DIRECTIONS => Can you find the lines of the listing that include "Nicolas" and copy every one?

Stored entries
** Start **

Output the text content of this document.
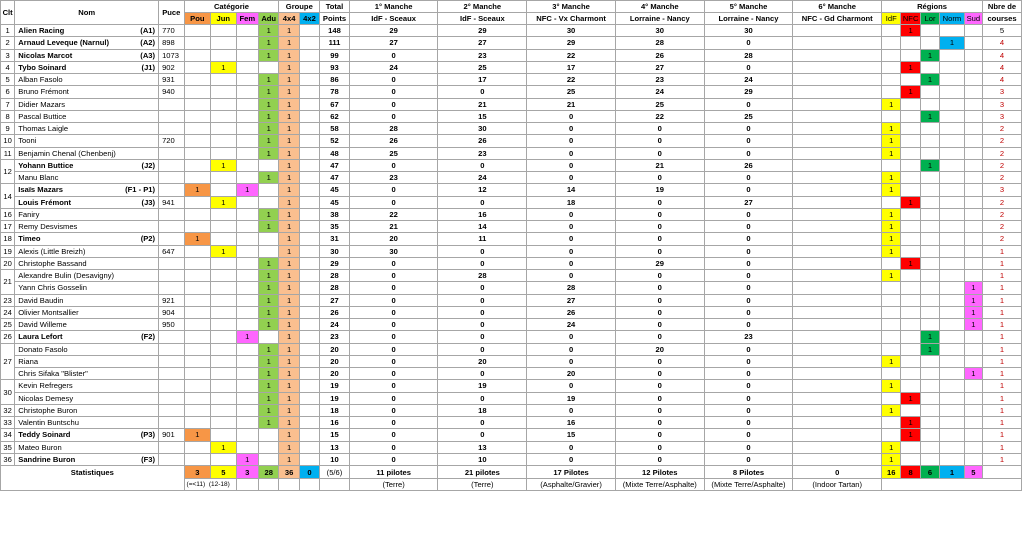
Clt	Nom	Puce	Catégorie				Groupe		Total	1° Manche	2° Manche	3° Manche	4° Manche	5° Manche	6° Manche	Régions					Nbre de
			Pou	Jun	Fem	Adu	4x4	4x2	Points	IdF - Sceaux	IdF - Sceaux	NFC - Vx Charmont	Lorraine - Nancy	Lorraine - Nancy	NFC - Gd Charmont	IdF	NFC	Lor	Norm	Sud	courses
1	Alien Racing (A1)	770				1	1		148	29	29	30	30	30			1				5
2	Arnaud Leveque (Narnul) (A2)	898				1	1		111	27	27	29	28	0					1		4
3	Nicolas Marcot (A3)	1073				1	1		99	0	23	22	26	28				1			4
4	Tybo Soinard (J1)	902		1			1		93	24	25	17	27	0			1				4
5	Alban Fasolo	931				1	1		86	0	17	22	23	24				1			4
6	Bruno Frémont	940				1	1		78	0	0	25	24	29			1				3
7	Didier Mazars					1	1		67	0	21	21	25	0		1					3
8	Pascal Buttice					1	1		62	0	15	0	22	25				1			3
9	Thomas Laigle					1	1		58	28	30	0	0	0		1					2
10	Tooni	720				1	1		52	26	26	0	0	0		1					2
11	Benjamin Chenal (Chenbenj)					1	1		48	25	23	0	0	0		1					2
12	Yohann Buttice (J2)			1			1		47	0	0	0	21	26				1			2
	Manu Blanc					1	1		47	23	24	0	0	0		1					2
14	Isaïs Mazars (F1 - P1)		1		1		1		45	0	12	14	19	0		1					3
	Louis Frémont (J3)	941		1			1		45	0	0	18	0	27			1				2
16	Faniry					1	1		38	22	16	0	0	0		1					2
17	Remy Desvismes					1	1		35	21	14	0	0	0		1					2
18	Timeo (P2)		1				1		31	20	11	0	0	0		1					2
19	Alexis (Little Breizh)	647		1			1		30	30	0	0	0	0		1					1
20	Christophe Bassand					1	1		29	0	0	0	29	0			1				1
21	Alexandre Bulin (Desavigny)					1	1		28	0	28	0	0	0		1					1
	Yann Chris Gosselin					1	1		28	0	0	28	0	0						1	1
23	David Baudin	921				1	1		27	0	0	27	0	0						1	1
24	Olivier Montsallier	904				1	1		26	0	0	26	0	0						1	1
25	David Willeme	950				1	1		24	0	0	24	0	0						1	1
26	Laura Lefort (F2)				1		1		23	0	0	0	0	23				1			1
27	Donato Fasolo					1	1		20	0	0	0	20	0				1			1
	Riana					1	1		20	0	20	0	0	0		1					1
	Chris Sifaka "Blister"					1	1		20	0	0	20	0	0						1	1
30	Kevin Refregers					1	1		19	0	19	0	0	0		1					1
	Nicolas Demesy					1	1		19	0	0	19	0	0			1				1
32	Christophe Buron					1	1		18	0	18	0	0	0		1					1
33	Valentin Buntschu					1	1		16	0	0	16	0	0			1				1
34	Teddy Soinard (P3)	901	1				1		15	0	0	15	0	0			1				1
35	Mateo Buron			1			1		13	0	13	0	0	0		1					1
36	Sandrine Buron (F3)				1		1		10	0	10	0	0	0		1					1
Statistiques			3	5	3	28	36	0	(5/6)	11 pilotes	21 pilotes	17 Pilotes	12 Pilotes	8 Pilotes	0	16	8	6	1	5	
			(=<11) (12-18)							(Terre)	(Terre)	(Asphalte/Gravier)	(Mixte Terre/Asphalte)	(Mixte Terre/Asphalte)	(Indoor Tartan)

** End **

TASK SOLUTION =>
3	Nicolas Marcot (A3)	1073				1	1		99	0	23	22	26	28				1			4
	Nicolas Demesy					1	1		19	0	0	19	0	0			1				1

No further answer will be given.